Give the records again. Keep them exact and leave out the images.

====== Records for the exercise

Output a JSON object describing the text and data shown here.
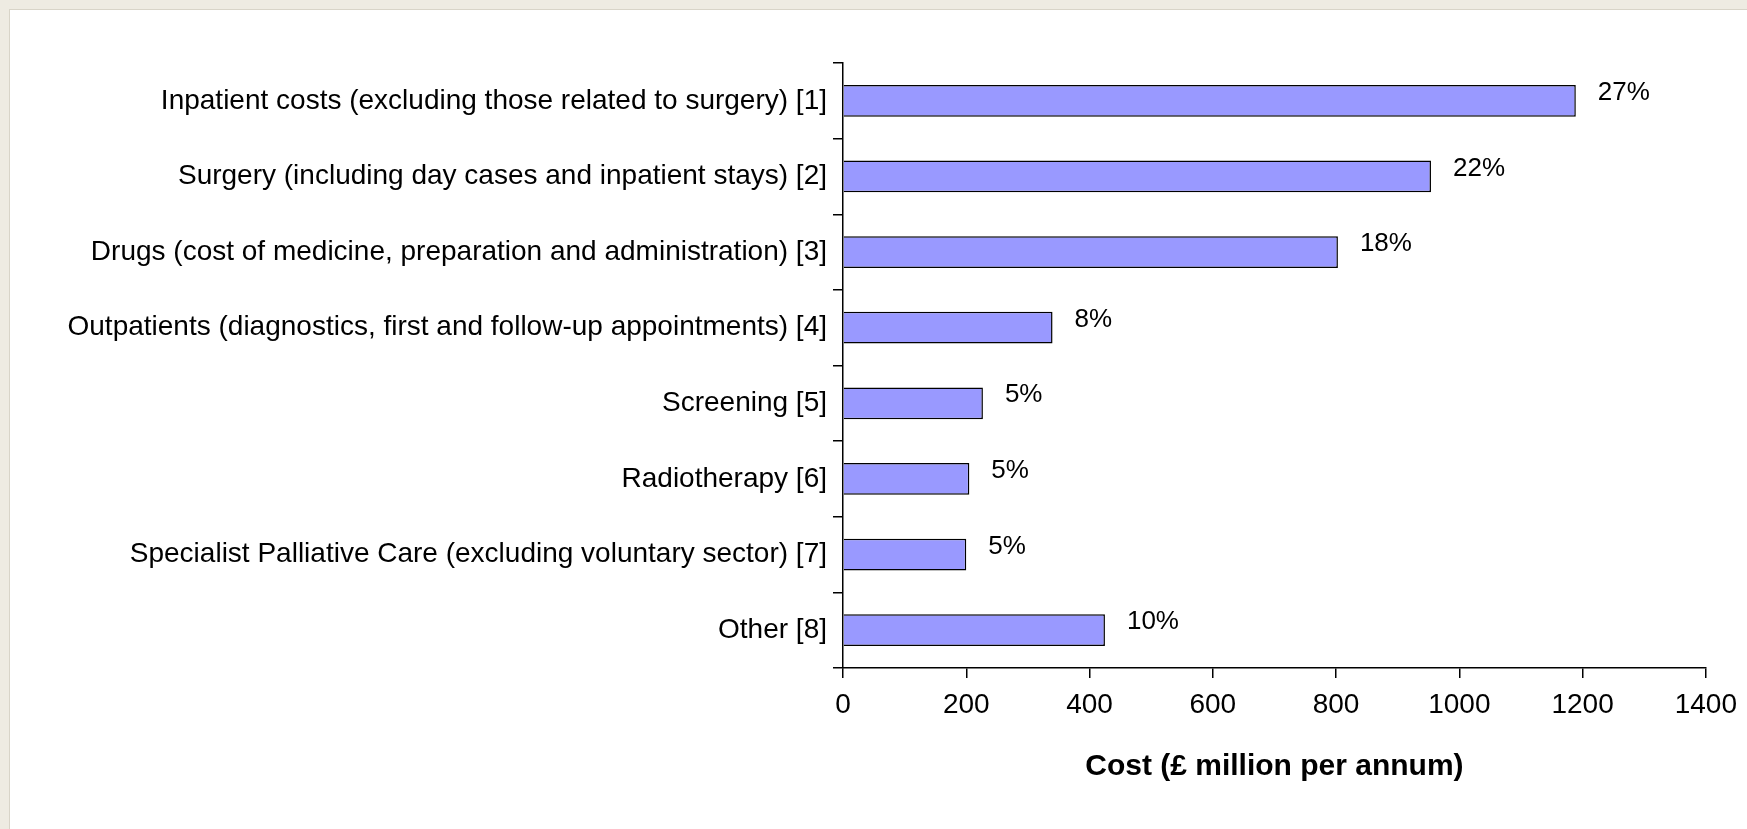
{
  "chart_data": {
    "type": "bar",
    "orientation": "horizontal",
    "categories": [
      "Inpatient costs (excluding those related to surgery) [1]",
      "Surgery (including day cases and inpatient stays) [2]",
      "Drugs (cost of medicine, preparation and administration) [3]",
      "Outpatients (diagnostics, first and follow-up appointments) [4]",
      "Screening [5]",
      "Radiotherapy [6]",
      "Specialist Palliative Care (excluding voluntary sector) [7]",
      "Other [8]"
    ],
    "values": [
      1189,
      954,
      803,
      340,
      227,
      205,
      200,
      425
    ],
    "annotations": [
      {
        "text": "27%",
        "x": 1189,
        "y": "Inpatient costs (excluding those related to surgery) [1]"
      },
      {
        "text": "22%",
        "x": 954,
        "y": "Surgery (including day cases and inpatient stays) [2]"
      },
      {
        "text": "18%",
        "x": 803,
        "y": "Drugs (cost of medicine, preparation and administration) [3]"
      },
      {
        "text": "8%",
        "x": 340,
        "y": "Outpatients (diagnostics, first and follow-up appointments) [4]"
      },
      {
        "text": "5%",
        "x": 227,
        "y": "Screening [5]"
      },
      {
        "text": "5%",
        "x": 205,
        "y": "Radiotherapy [6]"
      },
      {
        "text": "5%",
        "x": 200,
        "y": "Specialist Palliative Care (excluding voluntary sector) [7]"
      },
      {
        "text": "10%",
        "x": 425,
        "y": "Other [8]"
      }
    ],
    "color": "#9999ff",
    "xlabel": "Cost (£ million per annum)",
    "xlim": [
      0,
      1400
    ],
    "xticks": [
      0,
      200,
      400,
      600,
      800,
      1000,
      1200,
      1400
    ],
    "grid": false,
    "legend": false
  }
}
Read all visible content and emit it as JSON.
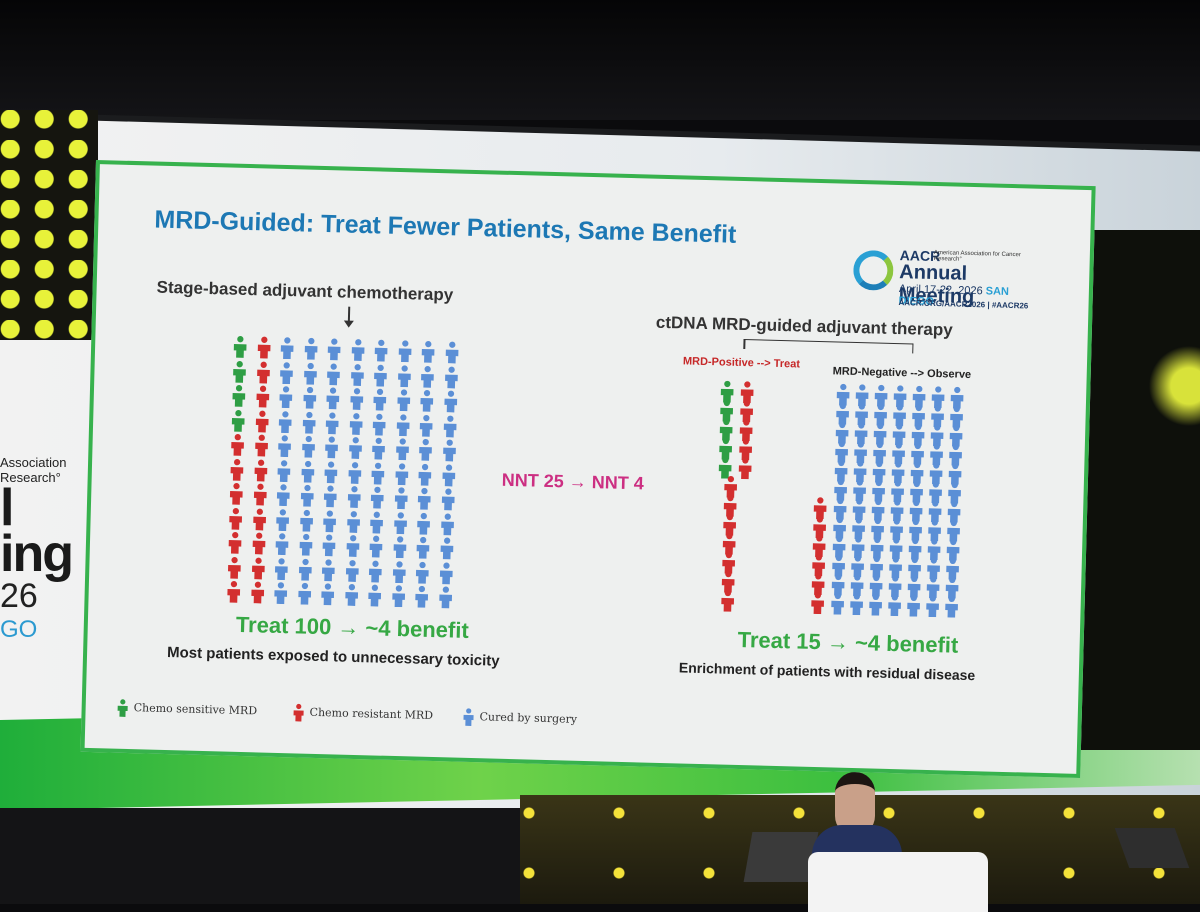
{
  "colors": {
    "sensitive": "#2e9e44",
    "resistant": "#d32f2f",
    "cured": "#5b8fd6",
    "title": "#1d78b4",
    "accent_green": "#36a844",
    "nnt": "#cc2f82"
  },
  "venue": {
    "left_logo": {
      "line1": "Association",
      "line2": "Research°",
      "big1": "l",
      "big2": "ing",
      "year": "26",
      "city": "GO"
    }
  },
  "slide": {
    "title": "MRD-Guided: Treat Fewer Patients, Same Benefit",
    "logo": {
      "org": "AACR",
      "org_small": "American Association for Cancer Research°",
      "meeting": "Annual Meeting",
      "dates": "April 17-22, 2026",
      "city": "SAN DIEGO",
      "url": "AACR.ORG/AACR2026  |  #AACR26"
    },
    "left": {
      "heading": "Stage-based adjuvant chemotherapy",
      "result": "Treat 100 → ~4 benefit",
      "subtitle": "Most patients exposed to unnecessary toxicity",
      "grid": {
        "cols": 10,
        "rows": 11,
        "sensitive_per_col0": 4,
        "resistant_cols": 2
      }
    },
    "center": {
      "nnt": "NNT 25 → NNT 4"
    },
    "right": {
      "heading": "ctDNA MRD-guided adjuvant therapy",
      "pos_label": "MRD-Positive --> Treat",
      "neg_label": "MRD-Negative --> Observe",
      "result": "Treat 15 → ~4 benefit",
      "subtitle": "Enrichment of patients with residual disease"
    },
    "legend": [
      {
        "label": "Chemo sensitive MRD",
        "color_key": "sensitive"
      },
      {
        "label": "Chemo resistant MRD",
        "color_key": "resistant"
      },
      {
        "label": "Cured by surgery",
        "color_key": "cured"
      }
    ]
  }
}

============

:: Result below ::
Output a JSON object describing the text and data shown here.
{
  "chart_data": {
    "type": "bar",
    "orientation": "horizontal",
    "categories": [
      "Inpatient costs (excluding those related to surgery) [1]",
      "Surgery (including day cases and inpatient stays) [2]",
      "Drugs (cost of medicine, preparation and administration) [3]",
      "Outpatients (diagnostics, first and follow-up appointments) [4]",
      "Screening [5]",
      "Radiotherapy [6]",
      "Specialist Palliative Care (excluding voluntary sector) [7]",
      "Other [8]"
    ],
    "values": [
      1189,
      954,
      803,
      340,
      227,
      205,
      200,
      425
    ],
    "annotations": [
      {
        "text": "27%",
        "x": 1189,
        "y": "Inpatient costs (excluding those related to surgery) [1]"
      },
      {
        "text": "22%",
        "x": 954,
        "y": "Surgery (including day cases and inpatient stays) [2]"
      },
      {
        "text": "18%",
        "x": 803,
        "y": "Drugs (cost of medicine, preparation and administration) [3]"
      },
      {
        "text": "8%",
        "x": 340,
        "y": "Outpatients (diagnostics, first and follow-up appointments) [4]"
      },
      {
        "text": "5%",
        "x": 227,
        "y": "Screening [5]"
      },
      {
        "text": "5%",
        "x": 205,
        "y": "Radiotherapy [6]"
      },
      {
        "text": "5%",
        "x": 200,
        "y": "Specialist Palliative Care (excluding voluntary sector) [7]"
      },
      {
        "text": "10%",
        "x": 425,
        "y": "Other [8]"
      }
    ],
    "color": "#9999ff",
    "xlabel": "Cost (£ million per annum)",
    "xlim": [
      0,
      1400
    ],
    "xticks": [
      0,
      200,
      400,
      600,
      800,
      1000,
      1200,
      1400
    ],
    "grid": false,
    "legend": false
  }
}
Read all visible content and emit it as JSON.
{
  "colors": {
    "sensitive": "#2e9e44",
    "resistant": "#d32f2f",
    "cured": "#5b8fd6",
    "title": "#1d78b4",
    "accent_green": "#36a844",
    "nnt": "#cc2f82"
  },
  "venue": {
    "left_logo": {
      "line1": "Association",
      "line2": "Research°",
      "big1": "l",
      "big2": "ing",
      "year": "26",
      "city": "GO"
    }
  },
  "slide": {
    "title": "MRD-Guided: Treat Fewer Patients, Same Benefit",
    "logo": {
      "org": "AACR",
      "org_small": "American Association for Cancer Research°",
      "meeting": "Annual Meeting",
      "dates": "April 17-22, 2026",
      "city": "SAN DIEGO",
      "url": "AACR.ORG/AACR2026  |  #AACR26"
    },
    "left": {
      "heading": "Stage-based adjuvant chemotherapy",
      "result": "Treat 100 → ~4 benefit",
      "subtitle": "Most patients exposed to unnecessary toxicity",
      "grid": {
        "cols": 10,
        "rows": 11,
        "sensitive_per_col0": 4,
        "resistant_cols": 2
      }
    },
    "center": {
      "nnt": "NNT 25 → NNT 4"
    },
    "right": {
      "heading": "ctDNA MRD-guided adjuvant therapy",
      "pos_label": "MRD-Positive --> Treat",
      "neg_label": "MRD-Negative --> Observe",
      "result": "Treat 15 → ~4 benefit",
      "subtitle": "Enrichment of patients with residual disease"
    },
    "legend": [
      {
        "label": "Chemo sensitive MRD",
        "color_key": "sensitive"
      },
      {
        "label": "Chemo resistant MRD",
        "color_key": "resistant"
      },
      {
        "label": "Cured by surgery",
        "color_key": "cured"
      }
    ]
  }
}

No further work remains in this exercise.